Problem to solve
Every line with the string "JSON" should be gathered.

+++

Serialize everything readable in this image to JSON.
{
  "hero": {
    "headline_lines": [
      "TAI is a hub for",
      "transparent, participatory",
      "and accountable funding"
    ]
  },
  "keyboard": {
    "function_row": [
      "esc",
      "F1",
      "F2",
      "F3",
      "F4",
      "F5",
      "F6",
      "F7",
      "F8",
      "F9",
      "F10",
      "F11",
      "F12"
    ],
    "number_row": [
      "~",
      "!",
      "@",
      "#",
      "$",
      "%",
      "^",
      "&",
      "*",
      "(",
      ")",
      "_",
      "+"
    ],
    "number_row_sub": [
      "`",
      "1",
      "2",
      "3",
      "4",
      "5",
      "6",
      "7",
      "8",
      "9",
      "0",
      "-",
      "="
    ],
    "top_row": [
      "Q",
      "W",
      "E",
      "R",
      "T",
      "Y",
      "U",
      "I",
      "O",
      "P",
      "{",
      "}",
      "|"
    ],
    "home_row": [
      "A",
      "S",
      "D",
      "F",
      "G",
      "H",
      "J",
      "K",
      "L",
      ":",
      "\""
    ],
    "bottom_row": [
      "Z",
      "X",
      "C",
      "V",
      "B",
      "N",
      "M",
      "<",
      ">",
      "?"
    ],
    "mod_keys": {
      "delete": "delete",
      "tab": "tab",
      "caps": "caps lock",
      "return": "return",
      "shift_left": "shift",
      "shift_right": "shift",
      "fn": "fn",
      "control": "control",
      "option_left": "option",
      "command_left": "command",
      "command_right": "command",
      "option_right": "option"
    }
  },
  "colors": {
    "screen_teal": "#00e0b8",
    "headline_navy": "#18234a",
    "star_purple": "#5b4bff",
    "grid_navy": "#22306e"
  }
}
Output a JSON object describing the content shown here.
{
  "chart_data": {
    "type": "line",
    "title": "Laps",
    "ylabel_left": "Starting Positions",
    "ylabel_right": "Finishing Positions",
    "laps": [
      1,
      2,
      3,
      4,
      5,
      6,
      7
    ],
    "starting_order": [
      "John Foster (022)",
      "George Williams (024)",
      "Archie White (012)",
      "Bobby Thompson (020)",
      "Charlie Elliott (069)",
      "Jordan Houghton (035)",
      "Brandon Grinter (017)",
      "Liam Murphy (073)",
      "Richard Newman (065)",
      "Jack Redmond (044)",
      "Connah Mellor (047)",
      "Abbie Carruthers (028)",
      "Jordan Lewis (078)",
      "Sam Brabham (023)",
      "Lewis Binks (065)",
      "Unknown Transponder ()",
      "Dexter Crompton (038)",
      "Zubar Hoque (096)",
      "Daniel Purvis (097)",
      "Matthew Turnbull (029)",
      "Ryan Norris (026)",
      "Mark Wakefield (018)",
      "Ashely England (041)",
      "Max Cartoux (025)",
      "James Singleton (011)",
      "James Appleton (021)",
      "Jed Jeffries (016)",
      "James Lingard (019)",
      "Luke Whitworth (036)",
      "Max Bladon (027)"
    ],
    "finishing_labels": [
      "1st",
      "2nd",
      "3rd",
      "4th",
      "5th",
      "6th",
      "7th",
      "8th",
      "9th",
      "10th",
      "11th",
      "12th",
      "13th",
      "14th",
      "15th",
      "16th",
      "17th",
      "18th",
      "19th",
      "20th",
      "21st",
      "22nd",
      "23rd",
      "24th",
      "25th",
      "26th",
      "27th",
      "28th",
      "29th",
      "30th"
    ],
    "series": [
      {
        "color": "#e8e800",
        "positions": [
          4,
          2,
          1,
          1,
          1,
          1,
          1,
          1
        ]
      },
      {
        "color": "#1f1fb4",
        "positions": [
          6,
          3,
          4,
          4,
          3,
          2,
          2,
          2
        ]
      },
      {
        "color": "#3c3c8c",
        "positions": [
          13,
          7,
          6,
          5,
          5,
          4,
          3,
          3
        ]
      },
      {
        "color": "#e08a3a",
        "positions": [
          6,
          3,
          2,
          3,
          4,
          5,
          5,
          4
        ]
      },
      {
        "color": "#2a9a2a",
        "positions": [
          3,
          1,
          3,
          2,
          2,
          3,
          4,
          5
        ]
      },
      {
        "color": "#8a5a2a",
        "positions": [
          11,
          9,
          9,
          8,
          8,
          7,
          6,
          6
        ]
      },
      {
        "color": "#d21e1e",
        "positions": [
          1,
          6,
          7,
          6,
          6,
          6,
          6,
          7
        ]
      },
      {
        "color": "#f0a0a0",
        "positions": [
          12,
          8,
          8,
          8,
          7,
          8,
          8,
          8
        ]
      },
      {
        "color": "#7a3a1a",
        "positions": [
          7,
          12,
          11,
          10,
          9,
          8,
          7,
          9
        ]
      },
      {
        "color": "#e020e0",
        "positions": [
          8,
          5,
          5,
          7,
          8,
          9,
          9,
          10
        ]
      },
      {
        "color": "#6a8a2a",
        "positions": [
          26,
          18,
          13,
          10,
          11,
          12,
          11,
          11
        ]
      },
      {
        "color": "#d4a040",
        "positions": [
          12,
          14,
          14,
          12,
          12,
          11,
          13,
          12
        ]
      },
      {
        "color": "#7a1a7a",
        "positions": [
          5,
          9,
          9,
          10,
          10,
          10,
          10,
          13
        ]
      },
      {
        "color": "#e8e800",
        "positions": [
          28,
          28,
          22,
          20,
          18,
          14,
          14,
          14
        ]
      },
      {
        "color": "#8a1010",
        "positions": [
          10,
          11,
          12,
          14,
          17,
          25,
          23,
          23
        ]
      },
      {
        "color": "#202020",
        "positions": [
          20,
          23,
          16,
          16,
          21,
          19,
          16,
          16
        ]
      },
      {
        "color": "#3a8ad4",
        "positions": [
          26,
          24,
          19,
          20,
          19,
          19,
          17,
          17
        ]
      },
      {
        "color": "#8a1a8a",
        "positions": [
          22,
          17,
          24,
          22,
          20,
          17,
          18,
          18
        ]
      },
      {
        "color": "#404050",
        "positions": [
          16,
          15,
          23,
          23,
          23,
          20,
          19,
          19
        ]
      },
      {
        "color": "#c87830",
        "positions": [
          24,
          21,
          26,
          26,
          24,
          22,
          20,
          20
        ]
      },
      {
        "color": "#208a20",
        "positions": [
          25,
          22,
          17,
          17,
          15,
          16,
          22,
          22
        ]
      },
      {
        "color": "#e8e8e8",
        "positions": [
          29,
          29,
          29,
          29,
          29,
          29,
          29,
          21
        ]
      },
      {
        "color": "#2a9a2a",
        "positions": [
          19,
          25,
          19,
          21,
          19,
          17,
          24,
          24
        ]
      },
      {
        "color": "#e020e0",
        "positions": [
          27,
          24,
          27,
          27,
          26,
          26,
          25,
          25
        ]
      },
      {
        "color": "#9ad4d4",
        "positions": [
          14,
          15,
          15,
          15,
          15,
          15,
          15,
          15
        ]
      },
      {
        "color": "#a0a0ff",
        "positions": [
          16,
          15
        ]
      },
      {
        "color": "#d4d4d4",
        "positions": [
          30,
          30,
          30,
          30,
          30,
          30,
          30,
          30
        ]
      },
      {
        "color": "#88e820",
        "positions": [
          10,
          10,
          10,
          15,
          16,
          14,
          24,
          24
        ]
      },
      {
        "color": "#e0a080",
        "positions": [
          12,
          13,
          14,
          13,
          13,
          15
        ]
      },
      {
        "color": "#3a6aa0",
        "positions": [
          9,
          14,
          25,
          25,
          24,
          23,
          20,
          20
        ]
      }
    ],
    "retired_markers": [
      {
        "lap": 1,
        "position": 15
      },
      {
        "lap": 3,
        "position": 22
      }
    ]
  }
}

+++

Answer to the problem
Serialize everything readable in this image to JSON.
Output a JSON object describing the content shown here.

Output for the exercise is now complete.